---------- INPUT RECORDS

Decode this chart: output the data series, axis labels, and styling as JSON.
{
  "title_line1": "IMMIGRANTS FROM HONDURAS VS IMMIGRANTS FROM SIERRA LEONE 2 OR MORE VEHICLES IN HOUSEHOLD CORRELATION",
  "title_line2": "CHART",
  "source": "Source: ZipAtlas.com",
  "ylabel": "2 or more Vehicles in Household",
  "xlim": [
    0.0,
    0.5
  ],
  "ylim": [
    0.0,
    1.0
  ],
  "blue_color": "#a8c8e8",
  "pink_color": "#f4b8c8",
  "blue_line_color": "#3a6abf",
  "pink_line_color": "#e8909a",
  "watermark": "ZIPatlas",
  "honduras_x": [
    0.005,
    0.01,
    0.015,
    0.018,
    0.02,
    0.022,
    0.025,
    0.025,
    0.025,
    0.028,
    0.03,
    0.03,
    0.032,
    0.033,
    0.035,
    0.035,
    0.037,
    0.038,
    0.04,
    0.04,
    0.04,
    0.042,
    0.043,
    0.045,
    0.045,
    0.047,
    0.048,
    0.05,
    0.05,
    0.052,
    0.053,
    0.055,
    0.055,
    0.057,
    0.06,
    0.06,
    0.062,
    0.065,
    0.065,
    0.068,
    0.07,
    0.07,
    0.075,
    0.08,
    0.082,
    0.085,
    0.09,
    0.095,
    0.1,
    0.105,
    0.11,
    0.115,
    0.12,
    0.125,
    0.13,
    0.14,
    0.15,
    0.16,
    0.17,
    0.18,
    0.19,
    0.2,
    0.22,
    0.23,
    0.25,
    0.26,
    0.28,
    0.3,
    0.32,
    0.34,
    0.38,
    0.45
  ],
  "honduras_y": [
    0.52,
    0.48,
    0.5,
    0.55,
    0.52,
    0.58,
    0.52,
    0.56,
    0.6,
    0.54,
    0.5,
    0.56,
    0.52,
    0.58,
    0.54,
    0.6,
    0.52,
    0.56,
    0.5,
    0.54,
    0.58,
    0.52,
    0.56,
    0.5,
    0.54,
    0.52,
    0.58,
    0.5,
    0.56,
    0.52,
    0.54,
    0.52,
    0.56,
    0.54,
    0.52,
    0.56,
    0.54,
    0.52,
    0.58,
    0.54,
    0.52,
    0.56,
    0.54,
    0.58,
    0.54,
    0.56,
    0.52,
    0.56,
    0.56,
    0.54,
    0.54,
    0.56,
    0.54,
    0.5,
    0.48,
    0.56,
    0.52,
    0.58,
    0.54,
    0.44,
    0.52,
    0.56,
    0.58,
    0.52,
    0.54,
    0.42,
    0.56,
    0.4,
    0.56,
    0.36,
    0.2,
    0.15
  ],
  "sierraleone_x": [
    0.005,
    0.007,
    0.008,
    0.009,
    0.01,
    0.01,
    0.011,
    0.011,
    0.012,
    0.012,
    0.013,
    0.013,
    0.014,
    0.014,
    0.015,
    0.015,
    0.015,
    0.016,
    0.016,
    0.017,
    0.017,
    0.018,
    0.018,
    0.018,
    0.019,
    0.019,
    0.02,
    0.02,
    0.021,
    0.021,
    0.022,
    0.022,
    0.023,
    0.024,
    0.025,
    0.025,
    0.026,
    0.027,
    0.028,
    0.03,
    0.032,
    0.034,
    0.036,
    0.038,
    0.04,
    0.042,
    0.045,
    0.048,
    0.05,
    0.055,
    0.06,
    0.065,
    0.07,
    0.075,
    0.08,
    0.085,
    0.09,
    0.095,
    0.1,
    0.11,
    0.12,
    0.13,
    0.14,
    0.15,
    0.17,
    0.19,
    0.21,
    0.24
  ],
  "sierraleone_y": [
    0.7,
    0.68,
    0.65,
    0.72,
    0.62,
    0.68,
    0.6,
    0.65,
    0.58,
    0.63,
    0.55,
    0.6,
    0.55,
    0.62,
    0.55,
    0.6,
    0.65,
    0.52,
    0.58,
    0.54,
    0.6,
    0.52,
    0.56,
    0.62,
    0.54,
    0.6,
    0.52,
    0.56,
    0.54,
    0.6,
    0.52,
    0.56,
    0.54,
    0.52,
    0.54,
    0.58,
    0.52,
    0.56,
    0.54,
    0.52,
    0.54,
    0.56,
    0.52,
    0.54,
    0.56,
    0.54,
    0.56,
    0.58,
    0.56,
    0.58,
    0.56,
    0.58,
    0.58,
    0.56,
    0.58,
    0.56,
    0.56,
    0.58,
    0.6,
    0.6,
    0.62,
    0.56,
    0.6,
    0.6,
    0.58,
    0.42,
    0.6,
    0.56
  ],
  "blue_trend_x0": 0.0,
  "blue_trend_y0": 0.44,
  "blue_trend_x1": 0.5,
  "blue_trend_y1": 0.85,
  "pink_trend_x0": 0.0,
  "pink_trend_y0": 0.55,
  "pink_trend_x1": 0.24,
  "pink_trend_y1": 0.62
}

--------------------

Extract each line of the material exactly as it stands.

Decode this chart: output the data series, axis labels, and styling as JSON.
{
  "title_line1": "IMMIGRANTS FROM HONDURAS VS IMMIGRANTS FROM SIERRA LEONE 2 OR MORE VEHICLES IN HOUSEHOLD CORRELATION",
  "title_line2": "CHART",
  "source": "Source: ZipAtlas.com",
  "ylabel": "2 or more Vehicles in Household",
  "xlim": [
    0.0,
    0.5
  ],
  "ylim": [
    0.0,
    1.0
  ],
  "blue_color": "#a8c8e8",
  "pink_color": "#f4b8c8",
  "blue_line_color": "#3a6abf",
  "pink_line_color": "#e8909a",
  "watermark": "ZIPatlas",
  "honduras_x": [
    0.005,
    0.01,
    0.015,
    0.018,
    0.02,
    0.022,
    0.025,
    0.025,
    0.025,
    0.028,
    0.03,
    0.03,
    0.032,
    0.033,
    0.035,
    0.035,
    0.037,
    0.038,
    0.04,
    0.04,
    0.04,
    0.042,
    0.043,
    0.045,
    0.045,
    0.047,
    0.048,
    0.05,
    0.05,
    0.052,
    0.053,
    0.055,
    0.055,
    0.057,
    0.06,
    0.06,
    0.062,
    0.065,
    0.065,
    0.068,
    0.07,
    0.07,
    0.075,
    0.08,
    0.082,
    0.085,
    0.09,
    0.095,
    0.1,
    0.105,
    0.11,
    0.115,
    0.12,
    0.125,
    0.13,
    0.14,
    0.15,
    0.16,
    0.17,
    0.18,
    0.19,
    0.2,
    0.22,
    0.23,
    0.25,
    0.26,
    0.28,
    0.3,
    0.32,
    0.34,
    0.38,
    0.45
  ],
  "honduras_y": [
    0.52,
    0.48,
    0.5,
    0.55,
    0.52,
    0.58,
    0.52,
    0.56,
    0.6,
    0.54,
    0.5,
    0.56,
    0.52,
    0.58,
    0.54,
    0.6,
    0.52,
    0.56,
    0.5,
    0.54,
    0.58,
    0.52,
    0.56,
    0.5,
    0.54,
    0.52,
    0.58,
    0.5,
    0.56,
    0.52,
    0.54,
    0.52,
    0.56,
    0.54,
    0.52,
    0.56,
    0.54,
    0.52,
    0.58,
    0.54,
    0.52,
    0.56,
    0.54,
    0.58,
    0.54,
    0.56,
    0.52,
    0.56,
    0.56,
    0.54,
    0.54,
    0.56,
    0.54,
    0.5,
    0.48,
    0.56,
    0.52,
    0.58,
    0.54,
    0.44,
    0.52,
    0.56,
    0.58,
    0.52,
    0.54,
    0.42,
    0.56,
    0.4,
    0.56,
    0.36,
    0.2,
    0.15
  ],
  "sierraleone_x": [
    0.005,
    0.007,
    0.008,
    0.009,
    0.01,
    0.01,
    0.011,
    0.011,
    0.012,
    0.012,
    0.013,
    0.013,
    0.014,
    0.014,
    0.015,
    0.015,
    0.015,
    0.016,
    0.016,
    0.017,
    0.017,
    0.018,
    0.018,
    0.018,
    0.019,
    0.019,
    0.02,
    0.02,
    0.021,
    0.021,
    0.022,
    0.022,
    0.023,
    0.024,
    0.025,
    0.025,
    0.026,
    0.027,
    0.028,
    0.03,
    0.032,
    0.034,
    0.036,
    0.038,
    0.04,
    0.042,
    0.045,
    0.048,
    0.05,
    0.055,
    0.06,
    0.065,
    0.07,
    0.075,
    0.08,
    0.085,
    0.09,
    0.095,
    0.1,
    0.11,
    0.12,
    0.13,
    0.14,
    0.15,
    0.17,
    0.19,
    0.21,
    0.24
  ],
  "sierraleone_y": [
    0.7,
    0.68,
    0.65,
    0.72,
    0.62,
    0.68,
    0.6,
    0.65,
    0.58,
    0.63,
    0.55,
    0.6,
    0.55,
    0.62,
    0.55,
    0.6,
    0.65,
    0.52,
    0.58,
    0.54,
    0.6,
    0.52,
    0.56,
    0.62,
    0.54,
    0.6,
    0.52,
    0.56,
    0.54,
    0.6,
    0.52,
    0.56,
    0.54,
    0.52,
    0.54,
    0.58,
    0.52,
    0.56,
    0.54,
    0.52,
    0.54,
    0.56,
    0.52,
    0.54,
    0.56,
    0.54,
    0.56,
    0.58,
    0.56,
    0.58,
    0.56,
    0.58,
    0.58,
    0.56,
    0.58,
    0.56,
    0.56,
    0.58,
    0.6,
    0.6,
    0.62,
    0.56,
    0.6,
    0.6,
    0.58,
    0.42,
    0.6,
    0.56
  ],
  "blue_trend_x0": 0.0,
  "blue_trend_y0": 0.44,
  "blue_trend_x1": 0.5,
  "blue_trend_y1": 0.85,
  "pink_trend_x0": 0.0,
  "pink_trend_y0": 0.55,
  "pink_trend_x1": 0.24,
  "pink_trend_y1": 0.62
}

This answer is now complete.